Given exercise
Wherever a line holds the string "JSON", copy that line.

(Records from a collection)

###

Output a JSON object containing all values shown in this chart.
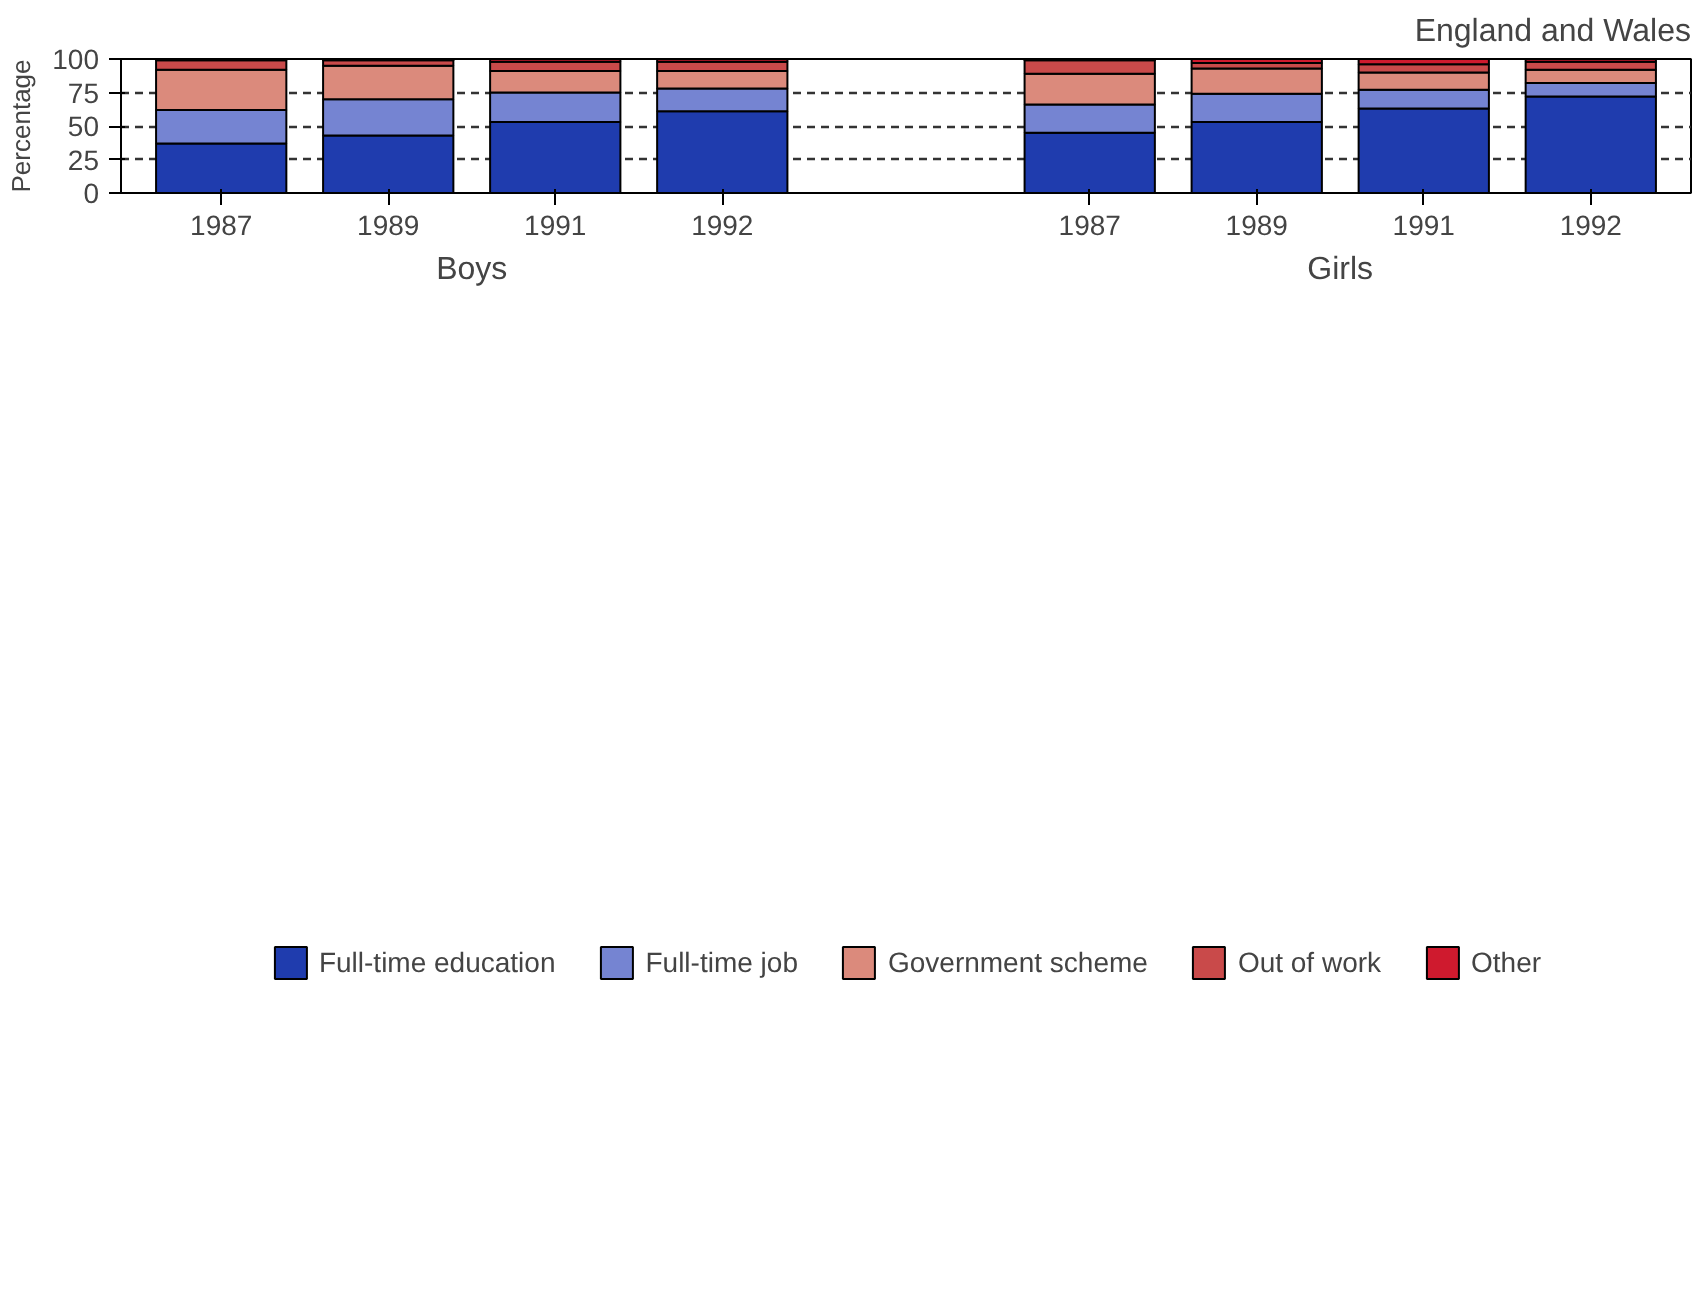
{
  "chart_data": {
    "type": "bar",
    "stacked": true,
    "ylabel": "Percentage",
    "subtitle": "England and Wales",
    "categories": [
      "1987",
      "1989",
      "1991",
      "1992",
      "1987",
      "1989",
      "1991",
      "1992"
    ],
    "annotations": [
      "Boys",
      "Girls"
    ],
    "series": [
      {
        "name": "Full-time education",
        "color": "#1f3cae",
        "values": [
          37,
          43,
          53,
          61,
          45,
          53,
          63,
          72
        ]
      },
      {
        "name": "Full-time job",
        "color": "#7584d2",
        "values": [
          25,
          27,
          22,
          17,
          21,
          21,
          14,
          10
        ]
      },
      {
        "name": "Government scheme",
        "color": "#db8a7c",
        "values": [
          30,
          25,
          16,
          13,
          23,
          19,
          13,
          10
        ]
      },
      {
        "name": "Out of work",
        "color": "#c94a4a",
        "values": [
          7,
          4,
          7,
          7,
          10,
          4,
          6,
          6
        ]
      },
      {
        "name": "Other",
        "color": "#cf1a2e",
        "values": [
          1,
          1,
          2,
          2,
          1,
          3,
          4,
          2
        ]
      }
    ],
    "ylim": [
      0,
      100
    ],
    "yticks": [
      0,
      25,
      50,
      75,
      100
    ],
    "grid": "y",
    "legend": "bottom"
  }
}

###

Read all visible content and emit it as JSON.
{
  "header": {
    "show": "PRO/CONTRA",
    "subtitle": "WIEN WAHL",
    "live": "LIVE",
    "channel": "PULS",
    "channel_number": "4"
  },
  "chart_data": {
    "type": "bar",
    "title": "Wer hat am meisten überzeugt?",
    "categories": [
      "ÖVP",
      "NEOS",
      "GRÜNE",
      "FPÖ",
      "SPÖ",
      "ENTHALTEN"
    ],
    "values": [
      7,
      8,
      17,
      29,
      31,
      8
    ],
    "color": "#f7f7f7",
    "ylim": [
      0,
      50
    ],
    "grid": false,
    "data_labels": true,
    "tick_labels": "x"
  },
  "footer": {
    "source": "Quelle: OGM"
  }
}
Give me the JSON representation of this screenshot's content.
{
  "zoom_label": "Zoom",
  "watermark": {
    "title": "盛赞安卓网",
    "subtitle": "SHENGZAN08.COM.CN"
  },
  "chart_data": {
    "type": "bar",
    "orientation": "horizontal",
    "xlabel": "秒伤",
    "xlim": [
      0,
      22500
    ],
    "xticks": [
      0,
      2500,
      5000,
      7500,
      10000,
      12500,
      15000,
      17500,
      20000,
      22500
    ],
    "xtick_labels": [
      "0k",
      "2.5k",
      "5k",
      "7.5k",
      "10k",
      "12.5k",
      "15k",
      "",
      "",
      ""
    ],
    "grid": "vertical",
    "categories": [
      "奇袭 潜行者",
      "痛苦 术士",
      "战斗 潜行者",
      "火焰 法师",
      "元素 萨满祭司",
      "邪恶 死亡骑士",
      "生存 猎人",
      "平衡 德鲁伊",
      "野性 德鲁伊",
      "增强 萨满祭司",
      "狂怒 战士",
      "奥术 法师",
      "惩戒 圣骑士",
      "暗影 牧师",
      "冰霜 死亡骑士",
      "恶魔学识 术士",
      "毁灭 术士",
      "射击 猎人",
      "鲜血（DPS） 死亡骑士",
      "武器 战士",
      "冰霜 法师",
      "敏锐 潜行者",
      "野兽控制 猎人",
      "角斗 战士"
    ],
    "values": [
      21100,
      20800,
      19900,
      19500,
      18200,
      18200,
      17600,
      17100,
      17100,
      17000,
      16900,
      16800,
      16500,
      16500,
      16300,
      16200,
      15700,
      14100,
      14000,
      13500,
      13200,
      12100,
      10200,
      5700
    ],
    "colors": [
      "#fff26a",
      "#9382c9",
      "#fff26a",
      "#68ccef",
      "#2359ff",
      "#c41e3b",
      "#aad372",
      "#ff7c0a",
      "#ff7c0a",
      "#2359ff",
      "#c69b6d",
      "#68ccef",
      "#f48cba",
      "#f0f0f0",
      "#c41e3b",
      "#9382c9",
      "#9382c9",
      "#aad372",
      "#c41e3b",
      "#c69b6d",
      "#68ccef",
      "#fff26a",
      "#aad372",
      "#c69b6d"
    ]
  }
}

###

The reply
Output a JSON object containing all values shown in this chart.
Read all visible content and emit it as JSON.
Give me the JSON representation of this screenshot's content.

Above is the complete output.